=== What you have to do ===
Figure out how many lines of the material below contain the word "root". Answer with the number only.

##### Given entries

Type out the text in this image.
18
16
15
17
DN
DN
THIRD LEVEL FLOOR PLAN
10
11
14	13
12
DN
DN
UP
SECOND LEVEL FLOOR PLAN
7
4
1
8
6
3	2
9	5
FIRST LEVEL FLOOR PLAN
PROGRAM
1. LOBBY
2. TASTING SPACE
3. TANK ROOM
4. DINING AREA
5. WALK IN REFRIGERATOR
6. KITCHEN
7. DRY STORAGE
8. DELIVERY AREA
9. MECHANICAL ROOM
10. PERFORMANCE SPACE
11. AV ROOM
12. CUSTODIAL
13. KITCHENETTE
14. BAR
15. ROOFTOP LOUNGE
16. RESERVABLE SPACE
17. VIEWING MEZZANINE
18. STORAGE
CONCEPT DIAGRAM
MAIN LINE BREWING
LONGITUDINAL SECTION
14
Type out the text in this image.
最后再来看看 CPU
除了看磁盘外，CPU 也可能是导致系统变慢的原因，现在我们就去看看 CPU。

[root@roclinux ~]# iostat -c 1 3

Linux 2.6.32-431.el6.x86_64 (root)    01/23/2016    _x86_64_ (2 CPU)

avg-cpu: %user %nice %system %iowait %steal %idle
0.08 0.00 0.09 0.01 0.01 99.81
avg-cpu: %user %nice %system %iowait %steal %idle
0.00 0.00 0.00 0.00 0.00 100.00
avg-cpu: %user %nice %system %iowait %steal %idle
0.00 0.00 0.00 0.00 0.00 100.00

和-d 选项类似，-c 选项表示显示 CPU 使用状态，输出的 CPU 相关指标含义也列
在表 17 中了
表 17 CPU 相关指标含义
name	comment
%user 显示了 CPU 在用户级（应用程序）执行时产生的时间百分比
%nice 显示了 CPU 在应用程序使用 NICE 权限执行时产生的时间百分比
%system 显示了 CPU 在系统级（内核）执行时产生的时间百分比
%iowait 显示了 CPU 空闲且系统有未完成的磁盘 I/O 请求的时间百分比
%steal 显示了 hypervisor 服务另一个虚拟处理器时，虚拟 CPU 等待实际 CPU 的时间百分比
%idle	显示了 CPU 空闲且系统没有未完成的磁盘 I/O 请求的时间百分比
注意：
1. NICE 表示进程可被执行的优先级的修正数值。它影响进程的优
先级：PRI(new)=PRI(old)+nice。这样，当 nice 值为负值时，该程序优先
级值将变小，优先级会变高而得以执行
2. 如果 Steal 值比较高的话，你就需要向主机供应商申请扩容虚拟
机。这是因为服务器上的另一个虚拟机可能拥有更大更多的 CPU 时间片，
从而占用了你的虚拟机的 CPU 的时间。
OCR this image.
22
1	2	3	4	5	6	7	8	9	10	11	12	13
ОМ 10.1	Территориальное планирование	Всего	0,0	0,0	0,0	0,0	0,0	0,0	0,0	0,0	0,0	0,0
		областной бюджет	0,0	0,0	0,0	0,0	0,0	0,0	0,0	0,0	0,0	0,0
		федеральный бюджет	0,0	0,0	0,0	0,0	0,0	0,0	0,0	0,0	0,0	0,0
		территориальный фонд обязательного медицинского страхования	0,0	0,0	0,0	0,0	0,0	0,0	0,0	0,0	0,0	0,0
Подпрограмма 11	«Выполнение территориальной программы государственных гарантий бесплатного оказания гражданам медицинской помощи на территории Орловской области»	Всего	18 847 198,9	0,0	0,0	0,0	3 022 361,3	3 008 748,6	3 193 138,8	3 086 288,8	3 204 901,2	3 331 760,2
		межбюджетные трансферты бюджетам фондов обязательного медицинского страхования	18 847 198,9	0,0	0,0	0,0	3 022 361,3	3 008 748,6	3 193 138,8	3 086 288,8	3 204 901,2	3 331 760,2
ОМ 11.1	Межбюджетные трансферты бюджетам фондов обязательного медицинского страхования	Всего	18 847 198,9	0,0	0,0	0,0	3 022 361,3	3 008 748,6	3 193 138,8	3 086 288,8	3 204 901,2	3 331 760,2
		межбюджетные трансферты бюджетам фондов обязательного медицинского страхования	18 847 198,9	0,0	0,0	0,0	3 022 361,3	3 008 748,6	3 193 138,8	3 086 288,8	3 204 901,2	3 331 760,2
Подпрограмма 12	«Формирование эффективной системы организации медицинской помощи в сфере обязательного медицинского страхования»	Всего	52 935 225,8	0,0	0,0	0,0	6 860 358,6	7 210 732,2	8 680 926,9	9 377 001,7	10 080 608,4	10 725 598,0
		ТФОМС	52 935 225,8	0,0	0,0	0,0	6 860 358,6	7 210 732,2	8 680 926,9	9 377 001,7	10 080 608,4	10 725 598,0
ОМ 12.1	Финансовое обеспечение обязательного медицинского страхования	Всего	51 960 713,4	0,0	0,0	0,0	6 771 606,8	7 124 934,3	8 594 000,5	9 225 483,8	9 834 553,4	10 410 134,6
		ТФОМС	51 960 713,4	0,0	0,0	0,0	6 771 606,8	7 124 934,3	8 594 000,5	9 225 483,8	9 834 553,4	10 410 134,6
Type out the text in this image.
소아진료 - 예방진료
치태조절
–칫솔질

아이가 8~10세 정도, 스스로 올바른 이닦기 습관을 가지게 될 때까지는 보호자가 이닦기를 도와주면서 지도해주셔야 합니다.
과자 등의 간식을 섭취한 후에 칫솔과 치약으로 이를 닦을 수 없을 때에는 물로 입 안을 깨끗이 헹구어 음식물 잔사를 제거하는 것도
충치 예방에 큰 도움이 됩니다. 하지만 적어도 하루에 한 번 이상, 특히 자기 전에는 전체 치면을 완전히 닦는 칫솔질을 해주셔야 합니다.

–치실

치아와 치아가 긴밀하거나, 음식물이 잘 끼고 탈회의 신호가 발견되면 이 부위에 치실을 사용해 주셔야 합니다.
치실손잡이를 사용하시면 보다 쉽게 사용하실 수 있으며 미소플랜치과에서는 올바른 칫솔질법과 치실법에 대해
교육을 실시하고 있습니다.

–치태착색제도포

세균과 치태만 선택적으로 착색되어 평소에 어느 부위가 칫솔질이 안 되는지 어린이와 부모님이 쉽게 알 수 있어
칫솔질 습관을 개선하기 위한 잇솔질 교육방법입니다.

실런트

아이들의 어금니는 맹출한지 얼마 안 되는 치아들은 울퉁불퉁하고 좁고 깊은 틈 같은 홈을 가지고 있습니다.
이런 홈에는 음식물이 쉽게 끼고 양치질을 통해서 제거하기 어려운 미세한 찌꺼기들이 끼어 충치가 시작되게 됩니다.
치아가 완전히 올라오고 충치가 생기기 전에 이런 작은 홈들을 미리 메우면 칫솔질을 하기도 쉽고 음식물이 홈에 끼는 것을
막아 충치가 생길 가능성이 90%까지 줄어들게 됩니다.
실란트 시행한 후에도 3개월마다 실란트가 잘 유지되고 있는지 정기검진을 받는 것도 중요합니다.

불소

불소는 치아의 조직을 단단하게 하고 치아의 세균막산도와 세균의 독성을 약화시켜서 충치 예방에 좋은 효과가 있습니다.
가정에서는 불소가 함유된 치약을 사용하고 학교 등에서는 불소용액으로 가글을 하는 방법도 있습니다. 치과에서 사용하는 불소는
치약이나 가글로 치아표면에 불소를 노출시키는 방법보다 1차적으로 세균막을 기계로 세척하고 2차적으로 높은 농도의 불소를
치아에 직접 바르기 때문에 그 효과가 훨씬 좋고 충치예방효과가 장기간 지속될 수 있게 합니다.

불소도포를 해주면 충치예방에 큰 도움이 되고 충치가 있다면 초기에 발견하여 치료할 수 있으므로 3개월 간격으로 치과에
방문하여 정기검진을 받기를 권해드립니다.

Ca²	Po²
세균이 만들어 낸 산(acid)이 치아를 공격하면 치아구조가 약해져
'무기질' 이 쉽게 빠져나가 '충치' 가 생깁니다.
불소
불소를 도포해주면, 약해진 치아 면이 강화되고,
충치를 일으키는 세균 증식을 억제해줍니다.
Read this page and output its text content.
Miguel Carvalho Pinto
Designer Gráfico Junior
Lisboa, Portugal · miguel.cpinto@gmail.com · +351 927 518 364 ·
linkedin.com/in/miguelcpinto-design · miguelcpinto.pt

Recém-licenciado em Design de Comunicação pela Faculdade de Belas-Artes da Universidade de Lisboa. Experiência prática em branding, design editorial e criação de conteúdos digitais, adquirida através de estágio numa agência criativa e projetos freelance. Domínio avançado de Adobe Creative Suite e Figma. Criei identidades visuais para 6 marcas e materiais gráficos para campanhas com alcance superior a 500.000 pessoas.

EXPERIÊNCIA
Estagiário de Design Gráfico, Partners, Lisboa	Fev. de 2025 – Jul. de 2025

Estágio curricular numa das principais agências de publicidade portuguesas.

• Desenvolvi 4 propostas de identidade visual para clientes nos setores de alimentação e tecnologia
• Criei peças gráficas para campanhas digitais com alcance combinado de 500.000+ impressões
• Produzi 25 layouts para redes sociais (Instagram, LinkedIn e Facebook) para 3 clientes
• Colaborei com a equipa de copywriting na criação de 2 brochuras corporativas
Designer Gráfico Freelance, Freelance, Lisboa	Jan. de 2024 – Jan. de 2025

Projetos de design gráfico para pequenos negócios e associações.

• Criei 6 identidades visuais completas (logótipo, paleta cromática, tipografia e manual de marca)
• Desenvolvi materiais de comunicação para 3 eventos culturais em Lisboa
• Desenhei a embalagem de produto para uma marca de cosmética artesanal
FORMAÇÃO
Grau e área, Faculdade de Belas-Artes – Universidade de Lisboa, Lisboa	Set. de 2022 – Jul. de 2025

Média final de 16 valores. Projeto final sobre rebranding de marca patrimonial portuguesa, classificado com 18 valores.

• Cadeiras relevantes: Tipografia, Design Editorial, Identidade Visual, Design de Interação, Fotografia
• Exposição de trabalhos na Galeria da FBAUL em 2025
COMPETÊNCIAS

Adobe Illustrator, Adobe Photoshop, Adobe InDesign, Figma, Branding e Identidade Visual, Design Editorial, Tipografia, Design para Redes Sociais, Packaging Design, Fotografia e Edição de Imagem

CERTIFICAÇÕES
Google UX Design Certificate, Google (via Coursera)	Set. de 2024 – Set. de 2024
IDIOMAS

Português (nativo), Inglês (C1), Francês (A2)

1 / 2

##########

=== Correct output ===
2